== Segment start ==
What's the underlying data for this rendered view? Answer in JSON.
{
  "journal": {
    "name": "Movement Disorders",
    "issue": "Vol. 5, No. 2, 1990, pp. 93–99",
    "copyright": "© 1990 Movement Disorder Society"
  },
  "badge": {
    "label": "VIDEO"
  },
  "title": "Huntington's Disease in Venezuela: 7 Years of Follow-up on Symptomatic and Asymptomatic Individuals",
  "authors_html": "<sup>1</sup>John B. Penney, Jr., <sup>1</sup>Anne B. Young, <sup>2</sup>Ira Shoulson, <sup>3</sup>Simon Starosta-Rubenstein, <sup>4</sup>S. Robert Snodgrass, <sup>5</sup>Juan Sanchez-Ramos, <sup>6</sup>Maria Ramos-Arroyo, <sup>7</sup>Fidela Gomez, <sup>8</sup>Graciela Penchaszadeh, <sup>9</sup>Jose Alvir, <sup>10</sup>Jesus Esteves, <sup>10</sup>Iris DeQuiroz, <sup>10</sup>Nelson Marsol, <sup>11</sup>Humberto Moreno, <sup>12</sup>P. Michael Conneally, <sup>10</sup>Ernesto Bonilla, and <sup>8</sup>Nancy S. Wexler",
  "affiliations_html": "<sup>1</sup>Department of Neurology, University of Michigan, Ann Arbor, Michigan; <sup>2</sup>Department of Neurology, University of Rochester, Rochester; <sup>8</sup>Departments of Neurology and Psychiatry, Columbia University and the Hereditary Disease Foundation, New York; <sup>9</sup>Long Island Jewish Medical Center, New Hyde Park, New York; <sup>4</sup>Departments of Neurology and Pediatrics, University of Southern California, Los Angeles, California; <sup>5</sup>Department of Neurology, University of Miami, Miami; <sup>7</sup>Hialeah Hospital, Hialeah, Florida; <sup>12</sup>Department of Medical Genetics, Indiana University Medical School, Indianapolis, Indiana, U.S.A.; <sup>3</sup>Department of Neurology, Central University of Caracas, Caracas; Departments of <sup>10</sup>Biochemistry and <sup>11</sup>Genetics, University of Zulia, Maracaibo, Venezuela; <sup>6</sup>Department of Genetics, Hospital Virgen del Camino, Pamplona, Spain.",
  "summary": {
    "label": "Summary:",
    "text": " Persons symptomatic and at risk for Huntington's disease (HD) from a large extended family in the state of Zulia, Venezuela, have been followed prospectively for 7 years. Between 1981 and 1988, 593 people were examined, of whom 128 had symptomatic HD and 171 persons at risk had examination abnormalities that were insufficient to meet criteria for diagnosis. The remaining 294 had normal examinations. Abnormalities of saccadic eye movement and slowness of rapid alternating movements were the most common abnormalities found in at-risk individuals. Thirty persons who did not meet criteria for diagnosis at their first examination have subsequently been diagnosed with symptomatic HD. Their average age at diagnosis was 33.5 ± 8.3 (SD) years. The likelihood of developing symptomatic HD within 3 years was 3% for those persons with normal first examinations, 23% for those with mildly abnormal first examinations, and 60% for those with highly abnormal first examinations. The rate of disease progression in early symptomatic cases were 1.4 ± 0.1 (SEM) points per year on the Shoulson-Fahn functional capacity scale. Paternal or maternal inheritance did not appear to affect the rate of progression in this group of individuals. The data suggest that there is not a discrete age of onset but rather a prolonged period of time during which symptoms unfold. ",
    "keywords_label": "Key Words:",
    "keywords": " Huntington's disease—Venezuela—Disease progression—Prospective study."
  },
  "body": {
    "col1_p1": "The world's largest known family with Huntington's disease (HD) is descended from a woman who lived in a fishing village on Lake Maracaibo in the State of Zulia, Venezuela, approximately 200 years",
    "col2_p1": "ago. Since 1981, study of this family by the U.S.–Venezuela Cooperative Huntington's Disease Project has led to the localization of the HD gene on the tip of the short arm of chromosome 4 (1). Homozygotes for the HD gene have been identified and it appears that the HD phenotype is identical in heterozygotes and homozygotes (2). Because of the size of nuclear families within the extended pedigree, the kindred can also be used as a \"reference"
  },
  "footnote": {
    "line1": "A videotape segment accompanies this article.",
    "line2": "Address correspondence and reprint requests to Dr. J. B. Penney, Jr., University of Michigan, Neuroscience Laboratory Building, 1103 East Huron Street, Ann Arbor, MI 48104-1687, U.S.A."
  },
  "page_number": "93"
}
== Segment end ==
Exercise aim → The answer consists of every line above in which the word "Penney" occurs.

Response →
  "authors_html": "<sup>1</sup>John B. Penney, Jr., <sup>1</sup>Anne B. Young, <sup>2</sup>Ira Shoulson, <sup>3</sup>Simon Starosta-Rubenstein, <sup>4</sup>S. Robert Snodgrass, <sup>5</sup>Juan Sanchez-Ramos, <sup>6</sup>Maria Ramos-Arroyo, <sup>7</sup>Fidela Gomez, <sup>8</sup>Graciela Penchaszadeh, <sup>9</sup>Jose Alvir, <sup>10</sup>Jesus Esteves, <sup>10</sup>Iris DeQuiroz, <sup>10</sup>Nelson Marsol, <sup>11</sup>Humberto Moreno, <sup>12</sup>P. Michael Conneally, <sup>10</sup>Ernesto Bonilla, and <sup>8</sup>Nancy S. Wexler",
    "line2": "Address correspondence and reprint requests to Dr. J. B. Penney, Jr., University of Michigan, Neuroscience Laboratory Building, 1103 East Huron Street, Ann Arbor, MI 48104-1687, U.S.A."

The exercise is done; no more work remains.